**The task:**
Scan the records below. List lines holding "image".

**Material supplied:**
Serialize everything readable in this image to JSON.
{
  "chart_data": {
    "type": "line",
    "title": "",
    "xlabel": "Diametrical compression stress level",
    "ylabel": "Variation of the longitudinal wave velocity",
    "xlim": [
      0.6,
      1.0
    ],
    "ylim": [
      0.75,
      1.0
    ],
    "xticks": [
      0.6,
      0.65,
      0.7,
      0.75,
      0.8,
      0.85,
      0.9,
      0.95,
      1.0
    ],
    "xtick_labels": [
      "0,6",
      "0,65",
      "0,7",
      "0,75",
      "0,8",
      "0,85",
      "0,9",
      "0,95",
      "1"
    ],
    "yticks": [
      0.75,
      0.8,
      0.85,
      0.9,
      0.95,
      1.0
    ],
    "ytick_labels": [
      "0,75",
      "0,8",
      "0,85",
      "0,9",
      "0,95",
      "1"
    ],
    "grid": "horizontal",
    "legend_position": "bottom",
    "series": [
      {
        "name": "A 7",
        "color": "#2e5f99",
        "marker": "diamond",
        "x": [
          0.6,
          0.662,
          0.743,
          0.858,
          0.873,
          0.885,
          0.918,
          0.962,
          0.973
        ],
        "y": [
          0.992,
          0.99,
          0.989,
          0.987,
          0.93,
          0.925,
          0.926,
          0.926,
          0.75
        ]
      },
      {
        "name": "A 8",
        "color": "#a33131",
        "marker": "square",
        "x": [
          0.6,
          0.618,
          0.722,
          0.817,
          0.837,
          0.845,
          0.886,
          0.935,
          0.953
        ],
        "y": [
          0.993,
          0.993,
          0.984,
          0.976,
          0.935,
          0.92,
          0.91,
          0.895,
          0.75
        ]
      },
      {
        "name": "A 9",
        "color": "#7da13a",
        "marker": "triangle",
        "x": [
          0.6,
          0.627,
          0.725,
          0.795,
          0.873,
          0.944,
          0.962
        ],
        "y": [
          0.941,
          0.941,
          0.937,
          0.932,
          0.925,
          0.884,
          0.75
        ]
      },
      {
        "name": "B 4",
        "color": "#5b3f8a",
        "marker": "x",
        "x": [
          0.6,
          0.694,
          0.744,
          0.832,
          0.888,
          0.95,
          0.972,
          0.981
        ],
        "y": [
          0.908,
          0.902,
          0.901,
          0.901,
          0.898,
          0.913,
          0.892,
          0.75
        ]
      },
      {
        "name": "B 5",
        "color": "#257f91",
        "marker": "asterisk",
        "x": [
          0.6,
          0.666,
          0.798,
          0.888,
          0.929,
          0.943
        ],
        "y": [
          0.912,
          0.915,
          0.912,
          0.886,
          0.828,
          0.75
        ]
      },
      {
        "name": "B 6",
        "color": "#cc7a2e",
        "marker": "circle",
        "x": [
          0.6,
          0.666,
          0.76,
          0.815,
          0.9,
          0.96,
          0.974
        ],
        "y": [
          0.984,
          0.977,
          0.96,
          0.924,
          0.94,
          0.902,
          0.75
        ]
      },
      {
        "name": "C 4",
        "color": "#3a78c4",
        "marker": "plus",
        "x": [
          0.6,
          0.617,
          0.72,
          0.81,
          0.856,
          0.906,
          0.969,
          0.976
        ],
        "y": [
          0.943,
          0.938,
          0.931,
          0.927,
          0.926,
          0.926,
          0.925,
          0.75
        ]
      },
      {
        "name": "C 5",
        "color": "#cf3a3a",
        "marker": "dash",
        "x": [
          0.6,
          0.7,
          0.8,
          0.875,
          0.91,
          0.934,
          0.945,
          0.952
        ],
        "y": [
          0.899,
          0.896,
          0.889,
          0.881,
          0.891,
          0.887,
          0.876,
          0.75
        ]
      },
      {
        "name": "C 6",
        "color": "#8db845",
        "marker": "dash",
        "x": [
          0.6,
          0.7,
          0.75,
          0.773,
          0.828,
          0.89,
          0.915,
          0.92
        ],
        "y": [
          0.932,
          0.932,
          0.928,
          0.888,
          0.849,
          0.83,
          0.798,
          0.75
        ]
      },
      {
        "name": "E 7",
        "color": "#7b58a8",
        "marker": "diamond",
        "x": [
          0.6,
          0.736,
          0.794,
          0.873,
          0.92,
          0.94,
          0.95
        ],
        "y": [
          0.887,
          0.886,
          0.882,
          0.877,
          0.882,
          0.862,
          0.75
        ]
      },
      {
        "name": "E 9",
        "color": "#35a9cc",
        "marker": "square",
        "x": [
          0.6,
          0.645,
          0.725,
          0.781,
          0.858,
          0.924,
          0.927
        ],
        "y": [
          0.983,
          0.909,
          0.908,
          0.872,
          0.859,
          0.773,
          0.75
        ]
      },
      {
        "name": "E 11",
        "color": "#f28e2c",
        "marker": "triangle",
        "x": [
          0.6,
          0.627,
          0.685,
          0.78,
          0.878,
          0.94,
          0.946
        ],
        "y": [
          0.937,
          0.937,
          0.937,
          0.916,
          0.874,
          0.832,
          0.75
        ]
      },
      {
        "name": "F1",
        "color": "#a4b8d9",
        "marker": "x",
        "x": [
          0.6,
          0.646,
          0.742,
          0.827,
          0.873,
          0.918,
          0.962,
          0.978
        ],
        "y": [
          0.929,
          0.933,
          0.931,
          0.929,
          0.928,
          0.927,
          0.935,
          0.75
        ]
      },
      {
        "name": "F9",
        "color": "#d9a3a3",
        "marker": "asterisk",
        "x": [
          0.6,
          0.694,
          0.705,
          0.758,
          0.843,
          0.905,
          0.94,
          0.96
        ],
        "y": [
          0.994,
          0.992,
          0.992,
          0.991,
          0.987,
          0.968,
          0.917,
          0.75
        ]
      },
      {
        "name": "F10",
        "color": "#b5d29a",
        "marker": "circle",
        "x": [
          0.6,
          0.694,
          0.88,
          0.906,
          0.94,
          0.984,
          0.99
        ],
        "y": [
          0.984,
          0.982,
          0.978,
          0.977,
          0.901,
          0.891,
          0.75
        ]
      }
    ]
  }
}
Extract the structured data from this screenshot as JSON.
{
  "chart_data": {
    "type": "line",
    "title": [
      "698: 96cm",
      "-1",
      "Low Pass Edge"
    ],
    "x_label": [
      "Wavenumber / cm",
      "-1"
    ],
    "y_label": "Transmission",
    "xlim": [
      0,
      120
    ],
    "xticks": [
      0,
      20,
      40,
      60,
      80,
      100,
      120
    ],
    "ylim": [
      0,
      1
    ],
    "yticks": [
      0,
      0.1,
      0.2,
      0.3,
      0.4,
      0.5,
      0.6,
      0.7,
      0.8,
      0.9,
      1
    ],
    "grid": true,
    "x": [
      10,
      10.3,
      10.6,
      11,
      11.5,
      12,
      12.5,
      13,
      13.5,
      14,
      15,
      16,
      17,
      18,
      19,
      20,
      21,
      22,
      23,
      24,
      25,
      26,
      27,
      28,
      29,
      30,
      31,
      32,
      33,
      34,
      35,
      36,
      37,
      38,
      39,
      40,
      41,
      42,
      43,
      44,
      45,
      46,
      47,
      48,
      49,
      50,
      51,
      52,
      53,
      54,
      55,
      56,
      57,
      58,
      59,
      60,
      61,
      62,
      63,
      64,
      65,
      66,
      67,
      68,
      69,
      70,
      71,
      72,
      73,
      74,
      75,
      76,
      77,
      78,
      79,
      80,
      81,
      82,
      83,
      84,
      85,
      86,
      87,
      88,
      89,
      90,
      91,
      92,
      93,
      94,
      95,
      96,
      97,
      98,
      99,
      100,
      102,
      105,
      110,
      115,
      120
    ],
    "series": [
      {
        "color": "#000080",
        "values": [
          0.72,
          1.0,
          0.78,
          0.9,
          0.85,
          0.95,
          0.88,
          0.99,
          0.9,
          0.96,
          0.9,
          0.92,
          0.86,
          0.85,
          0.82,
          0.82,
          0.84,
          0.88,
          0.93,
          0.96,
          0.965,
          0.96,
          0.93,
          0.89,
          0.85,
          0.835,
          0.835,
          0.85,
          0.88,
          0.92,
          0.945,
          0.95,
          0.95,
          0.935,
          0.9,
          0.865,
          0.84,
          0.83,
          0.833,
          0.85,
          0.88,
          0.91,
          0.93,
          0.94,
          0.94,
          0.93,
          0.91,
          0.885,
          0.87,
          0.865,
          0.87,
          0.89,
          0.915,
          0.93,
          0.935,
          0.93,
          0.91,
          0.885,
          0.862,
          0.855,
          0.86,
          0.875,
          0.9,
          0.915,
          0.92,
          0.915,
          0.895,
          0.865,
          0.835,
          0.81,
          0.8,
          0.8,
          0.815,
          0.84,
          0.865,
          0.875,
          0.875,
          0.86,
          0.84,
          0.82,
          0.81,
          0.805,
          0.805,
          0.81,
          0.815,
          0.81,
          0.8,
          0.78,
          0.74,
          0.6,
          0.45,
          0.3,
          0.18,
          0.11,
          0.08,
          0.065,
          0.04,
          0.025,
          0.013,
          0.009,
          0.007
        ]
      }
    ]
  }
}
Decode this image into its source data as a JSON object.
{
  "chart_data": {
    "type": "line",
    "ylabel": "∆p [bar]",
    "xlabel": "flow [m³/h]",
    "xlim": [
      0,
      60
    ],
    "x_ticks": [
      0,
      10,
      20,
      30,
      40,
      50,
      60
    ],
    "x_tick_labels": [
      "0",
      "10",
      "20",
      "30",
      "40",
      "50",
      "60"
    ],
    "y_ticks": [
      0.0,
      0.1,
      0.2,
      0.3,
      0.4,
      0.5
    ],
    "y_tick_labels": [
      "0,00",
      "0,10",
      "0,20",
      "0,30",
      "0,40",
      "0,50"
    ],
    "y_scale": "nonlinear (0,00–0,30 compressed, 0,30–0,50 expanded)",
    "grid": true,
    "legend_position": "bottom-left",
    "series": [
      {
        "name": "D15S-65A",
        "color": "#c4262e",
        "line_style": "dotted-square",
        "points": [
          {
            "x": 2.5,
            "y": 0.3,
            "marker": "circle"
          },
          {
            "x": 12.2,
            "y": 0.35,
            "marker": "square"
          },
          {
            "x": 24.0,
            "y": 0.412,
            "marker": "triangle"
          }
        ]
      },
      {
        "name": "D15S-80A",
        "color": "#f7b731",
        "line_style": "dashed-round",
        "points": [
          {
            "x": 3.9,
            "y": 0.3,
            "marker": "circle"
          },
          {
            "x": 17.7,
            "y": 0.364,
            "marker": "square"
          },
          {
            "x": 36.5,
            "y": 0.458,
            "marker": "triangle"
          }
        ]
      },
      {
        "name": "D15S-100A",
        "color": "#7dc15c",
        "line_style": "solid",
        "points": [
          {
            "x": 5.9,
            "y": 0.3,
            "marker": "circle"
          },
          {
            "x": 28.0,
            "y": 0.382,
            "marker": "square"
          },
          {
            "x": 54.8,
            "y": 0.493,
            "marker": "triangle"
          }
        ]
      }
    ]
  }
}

**Right answer:**
Serialize everything readable in this image to JSON.
Decode this image into its source data as a JSON object.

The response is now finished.